## start Data to use

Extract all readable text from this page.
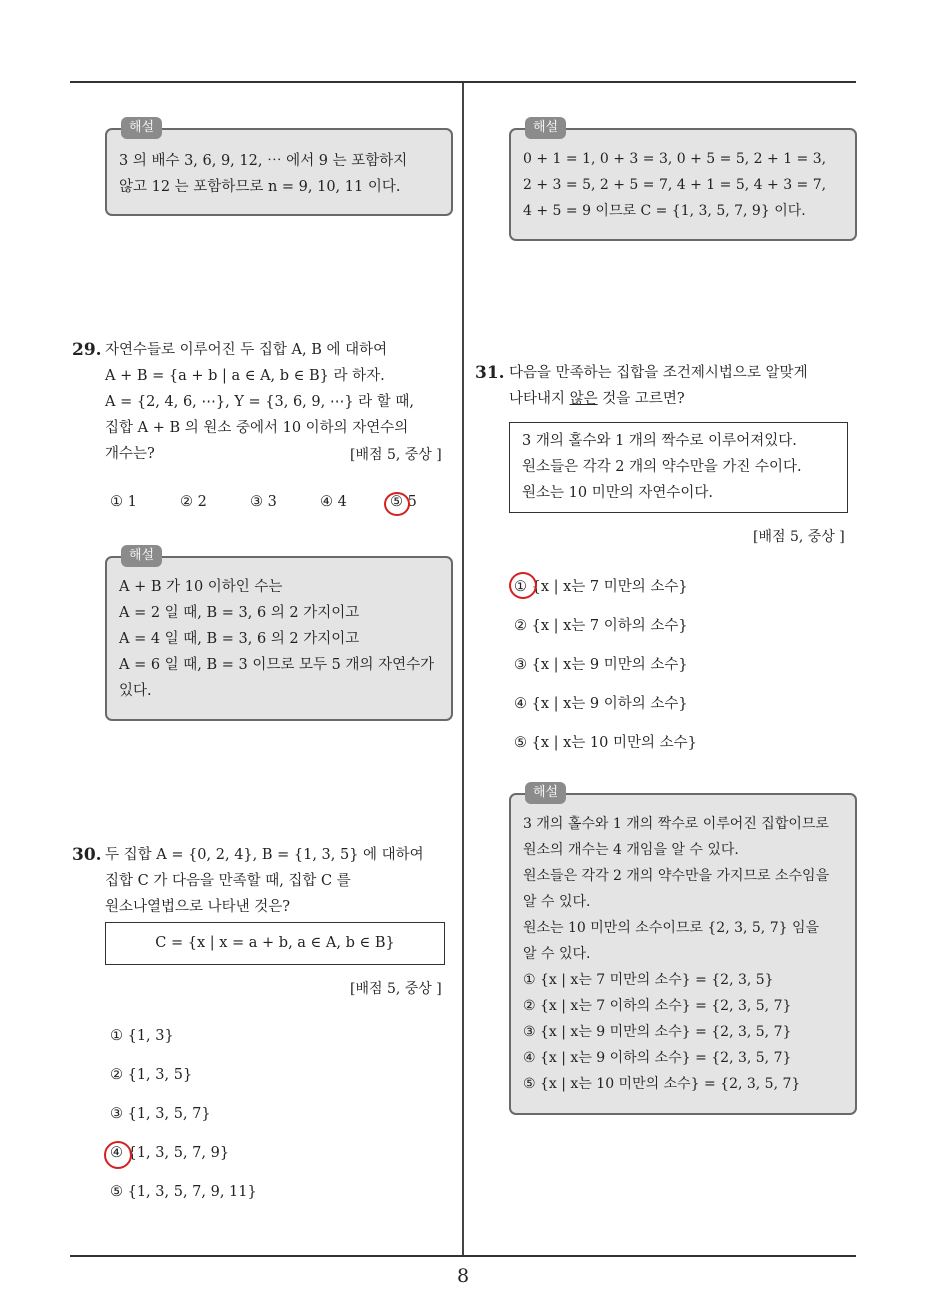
8
해설
3 의 배수 3, 6, 9, 12, ⋯ 에서 9 는 포함하지
않고 12 는 포함하므로 n = 9, 10, 11 이다.
29. 자연수들로 이루어진 두 집합 A, B 에 대하여
A + B = {a + b | a ∈ A, b ∈ B} 라 하자.
A = {2, 4, 6, ⋯}, Y = {3, 6, 9, ⋯} 라 할 때,
집합 A + B 의 원소 중에서 10 이하의 자연수의
개수는?	[배점 5, 중상 ]
① 1	② 2	③ 3	④ 4	⑤ 5
해설
A + B 가 10 이하인 수는
A = 2 일 때, B = 3, 6 의 2 가지이고
A = 4 일 때, B = 3, 6 의 2 가지이고
A = 6 일 때, B = 3 이므로 모두 5 개의 자연수가
있다.
30. 두 집합 A = {0, 2, 4}, B = {1, 3, 5} 에 대하여
집합 C 가 다음을 만족할 때, 집합 C 를
원소나열법으로 나타낸 것은?
C = {x | x = a + b, a ∈ A, b ∈ B}
[배점 5, 중상 ]
① {1, 3}
② {1, 3, 5}
③ {1, 3, 5, 7}
④ {1, 3, 5, 7, 9}
⑤ {1, 3, 5, 7, 9, 11}
해설
0 + 1 = 1, 0 + 3 = 3, 0 + 5 = 5, 2 + 1 = 3,
2 + 3 = 5, 2 + 5 = 7, 4 + 1 = 5, 4 + 3 = 7,
4 + 5 = 9 이므로 C = {1, 3, 5, 7, 9} 이다.
31. 다음을 만족하는 집합을 조건제시법으로 알맞게
나타내지 않은 것을 고르면?
3 개의 홀수와 1 개의 짝수로 이루어져있다.
원소들은 각각 2 개의 약수만을 가진 수이다.
원소는 10 미만의 자연수이다.
[배점 5, 중상 ]
① {x | x는 7 미만의 소수}
② {x | x는 7 이하의 소수}
③ {x | x는 9 미만의 소수}
④ {x | x는 9 이하의 소수}
⑤ {x | x는 10 미만의 소수}
해설
3 개의 홀수와 1 개의 짝수로 이루어진 집합이므로
원소의 개수는 4 개임을 알 수 있다.
원소들은 각각 2 개의 약수만을 가지므로 소수임을
알 수 있다.
원소는 10 미만의 소수이므로 {2, 3, 5, 7} 임을
알 수 있다.
① {x | x는 7 미만의 소수} = {2, 3, 5}
② {x | x는 7 이하의 소수} = {2, 3, 5, 7}
③ {x | x는 9 미만의 소수} = {2, 3, 5, 7}
④ {x | x는 9 이하의 소수} = {2, 3, 5, 7}
⑤ {x | x는 10 미만의 소수} = {2, 3, 5, 7}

## end Data to use

• _Written request_:
Look through the entries and work out how many lines have the word "원소들은" in them; reply with that number only.

• _Exercise solution_:
2